### Set problem
Would you repeat the listing exactly but omit every picture?

▼

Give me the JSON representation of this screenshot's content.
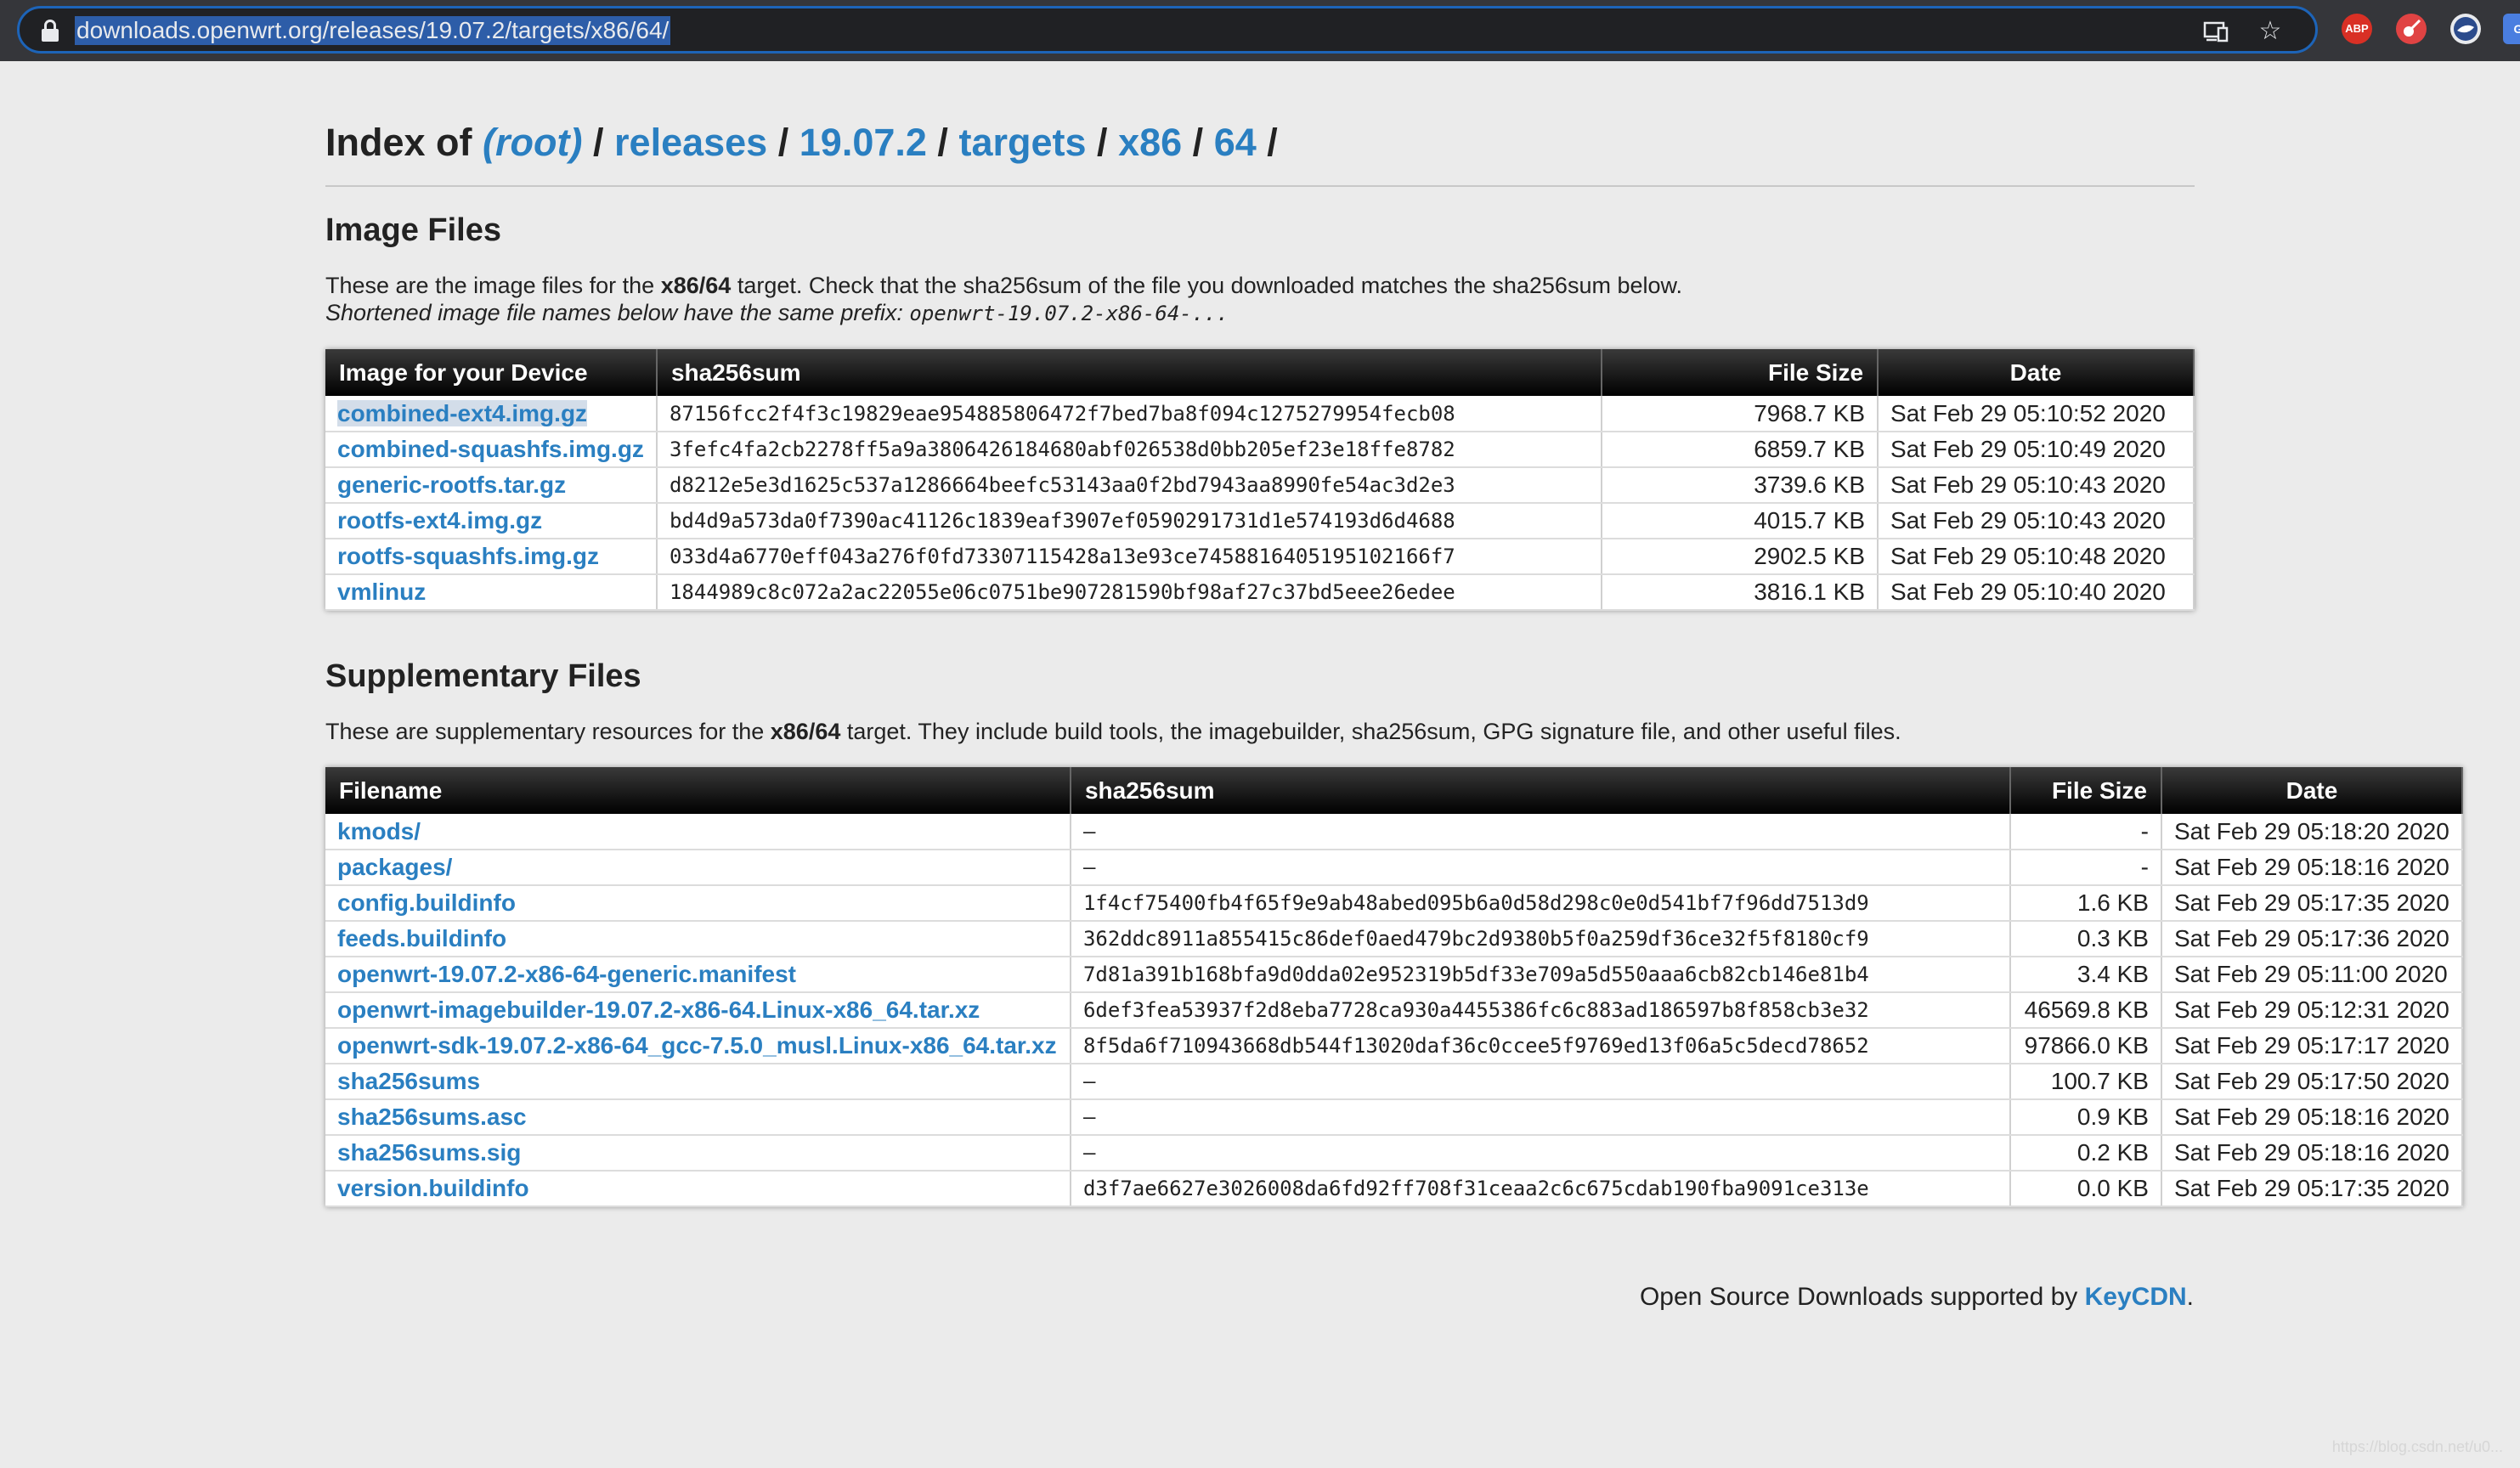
{
  "browser": {
    "url": "downloads.openwrt.org/releases/19.07.2/targets/x86/64/",
    "extensions": [
      {
        "name": "adblock-plus-icon",
        "label": "ABP",
        "color": "#e42f2f"
      },
      {
        "name": "guitar-extension-icon",
        "label": "",
        "color": "#e03c3c"
      },
      {
        "name": "globe-extension-icon",
        "label": "",
        "color": "#e8eaed"
      },
      {
        "name": "google-translate-icon",
        "label": "G",
        "color": "#4a7ee0"
      }
    ]
  },
  "header": {
    "prefix": "Index of",
    "crumbs": [
      "(root)",
      "releases",
      "19.07.2",
      "targets",
      "x86",
      "64"
    ],
    "sep": "/"
  },
  "image_section": {
    "title": "Image Files",
    "desc_before": "These are the image files for the ",
    "desc_bold": "x86/64",
    "desc_after": " target. Check that the sha256sum of the file you downloaded matches the sha256sum below.",
    "note": "Shortened image file names below have the same prefix: ",
    "prefix_code": "openwrt-19.07.2-x86-64-...",
    "columns": [
      "Image for your Device",
      "sha256sum",
      "File Size",
      "Date"
    ],
    "rows": [
      {
        "name": "combined-ext4.img.gz",
        "sha": "87156fcc2f4f3c19829eae954885806472f7bed7ba8f094c1275279954fecb08",
        "size": "7968.7 KB",
        "date": "Sat Feb 29 05:10:52 2020"
      },
      {
        "name": "combined-squashfs.img.gz",
        "sha": "3fefc4fa2cb2278ff5a9a3806426184680abf026538d0bb205ef23e18ffe8782",
        "size": "6859.7 KB",
        "date": "Sat Feb 29 05:10:49 2020"
      },
      {
        "name": "generic-rootfs.tar.gz",
        "sha": "d8212e5e3d1625c537a1286664beefc53143aa0f2bd7943aa8990fe54ac3d2e3",
        "size": "3739.6 KB",
        "date": "Sat Feb 29 05:10:43 2020"
      },
      {
        "name": "rootfs-ext4.img.gz",
        "sha": "bd4d9a573da0f7390ac41126c1839eaf3907ef0590291731d1e574193d6d4688",
        "size": "4015.7 KB",
        "date": "Sat Feb 29 05:10:43 2020"
      },
      {
        "name": "rootfs-squashfs.img.gz",
        "sha": "033d4a6770eff043a276f0fd73307115428a13e93ce7458816405195102166f7",
        "size": "2902.5 KB",
        "date": "Sat Feb 29 05:10:48 2020"
      },
      {
        "name": "vmlinuz",
        "sha": "1844989c8c072a2ac22055e06c0751be907281590bf98af27c37bd5eee26edee",
        "size": "3816.1 KB",
        "date": "Sat Feb 29 05:10:40 2020"
      }
    ]
  },
  "supp_section": {
    "title": "Supplementary Files",
    "desc_before": "These are supplementary resources for the ",
    "desc_bold": "x86/64",
    "desc_after": " target. They include build tools, the imagebuilder, sha256sum, GPG signature file, and other useful files.",
    "columns": [
      "Filename",
      "sha256sum",
      "File Size",
      "Date"
    ],
    "rows": [
      {
        "name": "kmods/",
        "sha": "–",
        "size": "-",
        "date": "Sat Feb 29 05:18:20 2020"
      },
      {
        "name": "packages/",
        "sha": "–",
        "size": "-",
        "date": "Sat Feb 29 05:18:16 2020"
      },
      {
        "name": "config.buildinfo",
        "sha": "1f4cf75400fb4f65f9e9ab48abed095b6a0d58d298c0e0d541bf7f96dd7513d9",
        "size": "1.6 KB",
        "date": "Sat Feb 29 05:17:35 2020"
      },
      {
        "name": "feeds.buildinfo",
        "sha": "362ddc8911a855415c86def0aed479bc2d9380b5f0a259df36ce32f5f8180cf9",
        "size": "0.3 KB",
        "date": "Sat Feb 29 05:17:36 2020"
      },
      {
        "name": "openwrt-19.07.2-x86-64-generic.manifest",
        "sha": "7d81a391b168bfa9d0dda02e952319b5df33e709a5d550aaa6cb82cb146e81b4",
        "size": "3.4 KB",
        "date": "Sat Feb 29 05:11:00 2020"
      },
      {
        "name": "openwrt-imagebuilder-19.07.2-x86-64.Linux-x86_64.tar.xz",
        "sha": "6def3fea53937f2d8eba7728ca930a4455386fc6c883ad186597b8f858cb3e32",
        "size": "46569.8 KB",
        "date": "Sat Feb 29 05:12:31 2020"
      },
      {
        "name": "openwrt-sdk-19.07.2-x86-64_gcc-7.5.0_musl.Linux-x86_64.tar.xz",
        "sha": "8f5da6f710943668db544f13020daf36c0ccee5f9769ed13f06a5c5decd78652",
        "size": "97866.0 KB",
        "date": "Sat Feb 29 05:17:17 2020"
      },
      {
        "name": "sha256sums",
        "sha": "–",
        "size": "100.7 KB",
        "date": "Sat Feb 29 05:17:50 2020"
      },
      {
        "name": "sha256sums.asc",
        "sha": "–",
        "size": "0.9 KB",
        "date": "Sat Feb 29 05:18:16 2020"
      },
      {
        "name": "sha256sums.sig",
        "sha": "–",
        "size": "0.2 KB",
        "date": "Sat Feb 29 05:18:16 2020"
      },
      {
        "name": "version.buildinfo",
        "sha": "d3f7ae6627e3026008da6fd92ff708f31ceaa2c6c675cdab190fba9091ce313e",
        "size": "0.0 KB",
        "date": "Sat Feb 29 05:17:35 2020"
      }
    ]
  },
  "footer": {
    "text": "Open Source Downloads supported by ",
    "link": "KeyCDN",
    "period": "."
  },
  "watermark": "https://blog.csdn.net/u0..."
}
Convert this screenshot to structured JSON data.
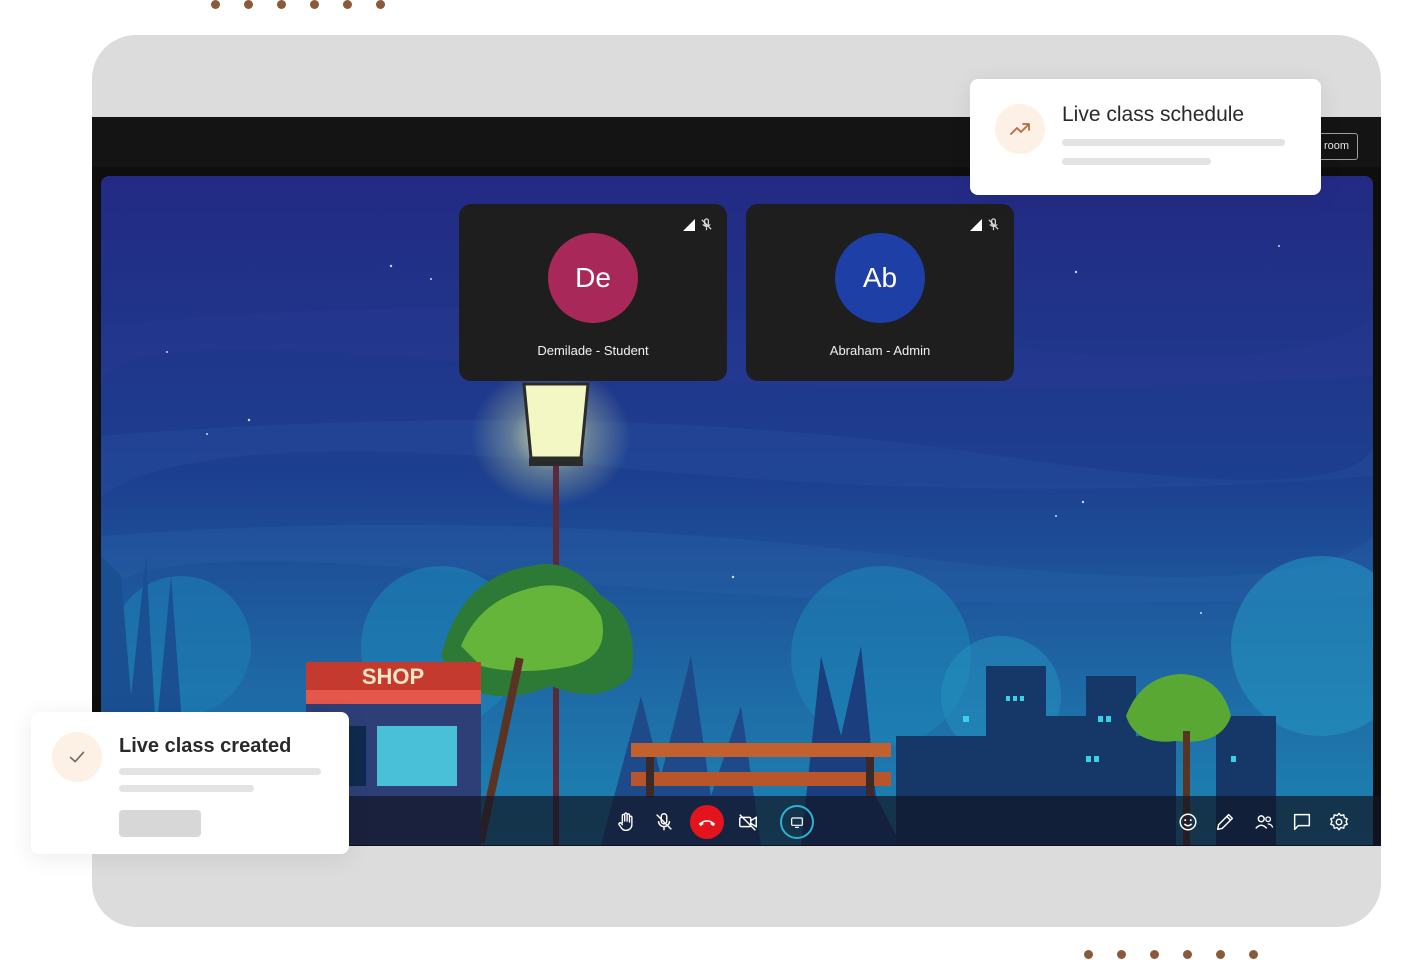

▲

### The result
Give me the JSON representation of this screenshot's content.
{
  "browser": {
    "url": "downloads.openwrt.org/releases/19.07.2/targets/x86/64/",
    "extensions": [
      {
        "name": "adblock-plus-icon",
        "label": "ABP",
        "color": "#e42f2f"
      },
      {
        "name": "guitar-extension-icon",
        "label": "",
        "color": "#e03c3c"
      },
      {
        "name": "globe-extension-icon",
        "label": "",
        "color": "#e8eaed"
      },
      {
        "name": "google-translate-icon",
        "label": "G",
        "color": "#4a7ee0"
      }
    ]
  },
  "header": {
    "prefix": "Index of",
    "crumbs": [
      "(root)",
      "releases",
      "19.07.2",
      "targets",
      "x86",
      "64"
    ],
    "sep": "/"
  },
  "image_section": {
    "title": "Image Files",
    "desc_before": "These are the image files for the ",
    "desc_bold": "x86/64",
    "desc_after": " target. Check that the sha256sum of the file you downloaded matches the sha256sum below.",
    "note": "Shortened image file names below have the same prefix: ",
    "prefix_code": "openwrt-19.07.2-x86-64-...",
    "columns": [
      "Image for your Device",
      "sha256sum",
      "File Size",
      "Date"
    ],
    "rows": [
      {
        "name": "combined-ext4.img.gz",
        "sha": "87156fcc2f4f3c19829eae954885806472f7bed7ba8f094c1275279954fecb08",
        "size": "7968.7 KB",
        "date": "Sat Feb 29 05:10:52 2020"
      },
      {
        "name": "combined-squashfs.img.gz",
        "sha": "3fefc4fa2cb2278ff5a9a3806426184680abf026538d0bb205ef23e18ffe8782",
        "size": "6859.7 KB",
        "date": "Sat Feb 29 05:10:49 2020"
      },
      {
        "name": "generic-rootfs.tar.gz",
        "sha": "d8212e5e3d1625c537a1286664beefc53143aa0f2bd7943aa8990fe54ac3d2e3",
        "size": "3739.6 KB",
        "date": "Sat Feb 29 05:10:43 2020"
      },
      {
        "name": "rootfs-ext4.img.gz",
        "sha": "bd4d9a573da0f7390ac41126c1839eaf3907ef0590291731d1e574193d6d4688",
        "size": "4015.7 KB",
        "date": "Sat Feb 29 05:10:43 2020"
      },
      {
        "name": "rootfs-squashfs.img.gz",
        "sha": "033d4a6770eff043a276f0fd73307115428a13e93ce7458816405195102166f7",
        "size": "2902.5 KB",
        "date": "Sat Feb 29 05:10:48 2020"
      },
      {
        "name": "vmlinuz",
        "sha": "1844989c8c072a2ac22055e06c0751be907281590bf98af27c37bd5eee26edee",
        "size": "3816.1 KB",
        "date": "Sat Feb 29 05:10:40 2020"
      }
    ]
  },
  "supp_section": {
    "title": "Supplementary Files",
    "desc_before": "These are supplementary resources for the ",
    "desc_bold": "x86/64",
    "desc_after": " target. They include build tools, the imagebuilder, sha256sum, GPG signature file, and other useful files.",
    "columns": [
      "Filename",
      "sha256sum",
      "File Size",
      "Date"
    ],
    "rows": [
      {
        "name": "kmods/",
        "sha": "–",
        "size": "-",
        "date": "Sat Feb 29 05:18:20 2020"
      },
      {
        "name": "packages/",
        "sha": "–",
        "size": "-",
        "date": "Sat Feb 29 05:18:16 2020"
      },
      {
        "name": "config.buildinfo",
        "sha": "1f4cf75400fb4f65f9e9ab48abed095b6a0d58d298c0e0d541bf7f96dd7513d9",
        "size": "1.6 KB",
        "date": "Sat Feb 29 05:17:35 2020"
      },
      {
        "name": "feeds.buildinfo",
        "sha": "362ddc8911a855415c86def0aed479bc2d9380b5f0a259df36ce32f5f8180cf9",
        "size": "0.3 KB",
        "date": "Sat Feb 29 05:17:36 2020"
      },
      {
        "name": "openwrt-19.07.2-x86-64-generic.manifest",
        "sha": "7d81a391b168bfa9d0dda02e952319b5df33e709a5d550aaa6cb82cb146e81b4",
        "size": "3.4 KB",
        "date": "Sat Feb 29 05:11:00 2020"
      },
      {
        "name": "openwrt-imagebuilder-19.07.2-x86-64.Linux-x86_64.tar.xz",
        "sha": "6def3fea53937f2d8eba7728ca930a4455386fc6c883ad186597b8f858cb3e32",
        "size": "46569.8 KB",
        "date": "Sat Feb 29 05:12:31 2020"
      },
      {
        "name": "openwrt-sdk-19.07.2-x86-64_gcc-7.5.0_musl.Linux-x86_64.tar.xz",
        "sha": "8f5da6f710943668db544f13020daf36c0ccee5f9769ed13f06a5c5decd78652",
        "size": "97866.0 KB",
        "date": "Sat Feb 29 05:17:17 2020"
      },
      {
        "name": "sha256sums",
        "sha": "–",
        "size": "100.7 KB",
        "date": "Sat Feb 29 05:17:50 2020"
      },
      {
        "name": "sha256sums.asc",
        "sha": "–",
        "size": "0.9 KB",
        "date": "Sat Feb 29 05:18:16 2020"
      },
      {
        "name": "sha256sums.sig",
        "sha": "–",
        "size": "0.2 KB",
        "date": "Sat Feb 29 05:18:16 2020"
      },
      {
        "name": "version.buildinfo",
        "sha": "d3f7ae6627e3026008da6fd92ff708f31ceaa2c6c675cdab190fba9091ce313e",
        "size": "0.0 KB",
        "date": "Sat Feb 29 05:17:35 2020"
      }
    ]
  },
  "footer": {
    "text": "Open Source Downloads supported by ",
    "link": "KeyCDN",
    "period": "."
  },
  "watermark": "https://blog.csdn.net/u0..."
}
Convert this screenshot to structured JSON data.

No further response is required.